:: EXERCISE PROMPT ::
Go through the lines below and copy any that hold the string "โภคอาหารท".

Dataset rows of page text:
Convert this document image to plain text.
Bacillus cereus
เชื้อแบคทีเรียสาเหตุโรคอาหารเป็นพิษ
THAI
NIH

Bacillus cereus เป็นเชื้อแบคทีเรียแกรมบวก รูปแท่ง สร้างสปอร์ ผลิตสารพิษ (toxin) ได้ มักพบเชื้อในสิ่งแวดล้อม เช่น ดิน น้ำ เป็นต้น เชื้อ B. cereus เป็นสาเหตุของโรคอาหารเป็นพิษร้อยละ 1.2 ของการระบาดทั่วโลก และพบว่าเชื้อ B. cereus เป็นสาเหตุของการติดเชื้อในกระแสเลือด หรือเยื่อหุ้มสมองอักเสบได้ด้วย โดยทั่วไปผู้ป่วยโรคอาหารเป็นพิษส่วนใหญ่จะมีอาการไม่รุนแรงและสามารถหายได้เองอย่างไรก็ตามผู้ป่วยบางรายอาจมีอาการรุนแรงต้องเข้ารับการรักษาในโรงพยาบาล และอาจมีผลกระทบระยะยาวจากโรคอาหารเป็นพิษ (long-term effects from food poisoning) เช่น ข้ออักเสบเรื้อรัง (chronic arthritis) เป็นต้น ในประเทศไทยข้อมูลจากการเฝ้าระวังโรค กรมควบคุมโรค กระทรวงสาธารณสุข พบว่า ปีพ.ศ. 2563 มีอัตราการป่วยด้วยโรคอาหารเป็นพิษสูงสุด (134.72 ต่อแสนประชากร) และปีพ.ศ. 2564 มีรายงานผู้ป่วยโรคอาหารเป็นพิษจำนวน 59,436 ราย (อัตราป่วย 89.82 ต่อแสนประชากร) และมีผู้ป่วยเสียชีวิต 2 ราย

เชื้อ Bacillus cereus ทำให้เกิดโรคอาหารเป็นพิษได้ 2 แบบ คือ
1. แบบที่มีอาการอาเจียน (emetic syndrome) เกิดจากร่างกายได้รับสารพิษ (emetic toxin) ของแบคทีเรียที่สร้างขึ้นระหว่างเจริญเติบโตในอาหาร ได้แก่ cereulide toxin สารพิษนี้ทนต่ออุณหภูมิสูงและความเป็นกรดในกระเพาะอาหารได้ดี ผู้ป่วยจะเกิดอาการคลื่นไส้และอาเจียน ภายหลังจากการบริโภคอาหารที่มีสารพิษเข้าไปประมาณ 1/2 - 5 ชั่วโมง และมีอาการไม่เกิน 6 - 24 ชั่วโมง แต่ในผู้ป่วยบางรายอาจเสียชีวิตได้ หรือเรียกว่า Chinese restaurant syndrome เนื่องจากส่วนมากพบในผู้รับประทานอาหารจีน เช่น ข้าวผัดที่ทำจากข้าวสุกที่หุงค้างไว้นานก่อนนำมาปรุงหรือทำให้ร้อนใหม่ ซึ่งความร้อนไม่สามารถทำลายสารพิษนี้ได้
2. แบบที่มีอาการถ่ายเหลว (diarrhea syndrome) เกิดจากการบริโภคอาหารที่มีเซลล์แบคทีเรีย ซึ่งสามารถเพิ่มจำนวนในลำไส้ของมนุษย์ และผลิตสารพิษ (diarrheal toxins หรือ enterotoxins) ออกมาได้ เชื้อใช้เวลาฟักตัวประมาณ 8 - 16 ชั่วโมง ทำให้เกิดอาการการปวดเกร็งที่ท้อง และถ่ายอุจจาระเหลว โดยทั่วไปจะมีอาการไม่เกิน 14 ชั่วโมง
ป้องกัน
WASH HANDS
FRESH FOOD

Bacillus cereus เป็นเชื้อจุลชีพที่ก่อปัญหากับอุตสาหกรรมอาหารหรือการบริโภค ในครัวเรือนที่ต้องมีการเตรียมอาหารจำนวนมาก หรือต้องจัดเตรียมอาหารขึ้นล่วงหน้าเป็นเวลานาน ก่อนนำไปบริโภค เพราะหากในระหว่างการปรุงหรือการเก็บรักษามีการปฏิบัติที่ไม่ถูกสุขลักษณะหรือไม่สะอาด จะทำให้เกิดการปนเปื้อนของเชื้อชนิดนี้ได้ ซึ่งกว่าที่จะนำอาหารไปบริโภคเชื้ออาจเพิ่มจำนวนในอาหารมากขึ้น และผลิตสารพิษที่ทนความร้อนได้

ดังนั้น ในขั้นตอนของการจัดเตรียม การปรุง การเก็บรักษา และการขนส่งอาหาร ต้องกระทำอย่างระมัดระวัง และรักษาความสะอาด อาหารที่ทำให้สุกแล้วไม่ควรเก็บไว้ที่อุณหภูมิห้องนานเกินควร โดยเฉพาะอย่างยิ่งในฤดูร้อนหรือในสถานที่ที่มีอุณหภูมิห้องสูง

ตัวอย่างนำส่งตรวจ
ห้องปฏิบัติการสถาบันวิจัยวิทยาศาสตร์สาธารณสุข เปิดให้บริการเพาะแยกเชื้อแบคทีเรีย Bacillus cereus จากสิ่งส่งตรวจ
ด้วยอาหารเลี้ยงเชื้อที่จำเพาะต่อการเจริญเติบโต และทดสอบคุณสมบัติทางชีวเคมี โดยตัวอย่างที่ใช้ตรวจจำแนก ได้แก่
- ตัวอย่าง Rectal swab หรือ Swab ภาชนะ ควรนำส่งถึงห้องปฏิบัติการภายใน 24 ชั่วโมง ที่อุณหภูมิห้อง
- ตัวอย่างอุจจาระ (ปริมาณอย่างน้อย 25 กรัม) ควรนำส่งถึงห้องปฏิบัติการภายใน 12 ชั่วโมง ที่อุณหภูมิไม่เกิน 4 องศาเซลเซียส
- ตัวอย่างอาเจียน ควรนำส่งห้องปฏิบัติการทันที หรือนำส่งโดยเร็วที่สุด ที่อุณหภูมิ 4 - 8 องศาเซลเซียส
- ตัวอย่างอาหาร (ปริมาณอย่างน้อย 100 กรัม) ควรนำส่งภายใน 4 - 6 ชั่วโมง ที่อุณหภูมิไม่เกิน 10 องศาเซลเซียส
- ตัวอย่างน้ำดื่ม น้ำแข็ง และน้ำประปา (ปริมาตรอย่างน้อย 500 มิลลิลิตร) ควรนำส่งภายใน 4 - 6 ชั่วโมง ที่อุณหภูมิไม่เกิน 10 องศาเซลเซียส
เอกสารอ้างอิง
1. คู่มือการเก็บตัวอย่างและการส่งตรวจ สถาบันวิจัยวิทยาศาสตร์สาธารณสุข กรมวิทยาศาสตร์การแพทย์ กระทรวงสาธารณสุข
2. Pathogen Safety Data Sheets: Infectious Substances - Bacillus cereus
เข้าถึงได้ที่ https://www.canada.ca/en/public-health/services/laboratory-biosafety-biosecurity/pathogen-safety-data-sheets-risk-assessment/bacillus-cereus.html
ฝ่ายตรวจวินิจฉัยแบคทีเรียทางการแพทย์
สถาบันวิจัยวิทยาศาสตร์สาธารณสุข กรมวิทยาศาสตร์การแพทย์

:: WRITTEN RESPONSE ::
1. แบบที่มีอาการอาเจียน (emetic syndrome) เกิดจากร่างกายได้รับสารพิษ (emetic toxin) ของแบคทีเรียที่สร้างขึ้นระหว่างเจริญเติบโตในอาหาร ได้แก่ cereulide toxin สารพิษนี้ทนต่ออุณหภูมิสูงและความเป็นกรดในกระเพาะอาหารได้ดี ผู้ป่วยจะเกิดอาการคลื่นไส้และอาเจียน ภายหลังจากการบริโภคอาหารที่มีสารพิษเข้าไปประมาณ 1/2 - 5 ชั่วโมง และมีอาการไม่เกิน 6 - 24 ชั่วโมง แต่ในผู้ป่วยบางรายอาจเสียชีวิตได้ หรือเรียกว่า Chinese restaurant syndrome เนื่องจากส่วนมากพบในผู้รับประทานอาหารจีน เช่น ข้าวผัดที่ทำจากข้าวสุกที่หุงค้างไว้นานก่อนนำมาปรุงหรือทำให้ร้อนใหม่ ซึ่งความร้อนไม่สามารถทำลายสารพิษนี้ได้
2. แบบที่มีอาการถ่ายเหลว (diarrhea syndrome) เกิดจากการบริโภคอาหารที่มีเซลล์แบคทีเรีย ซึ่งสามารถเพิ่มจำนวนในลำไส้ของมนุษย์ และผลิตสารพิษ (diarrheal toxins หรือ enterotoxins) ออกมาได้ เชื้อใช้เวลาฟักตัวประมาณ 8 - 16 ชั่วโมง ทำให้เกิดอาการการปวดเกร็งที่ท้อง และถ่ายอุจจาระเหลว โดยทั่วไปจะมีอาการไม่เกิน 14 ชั่วโมง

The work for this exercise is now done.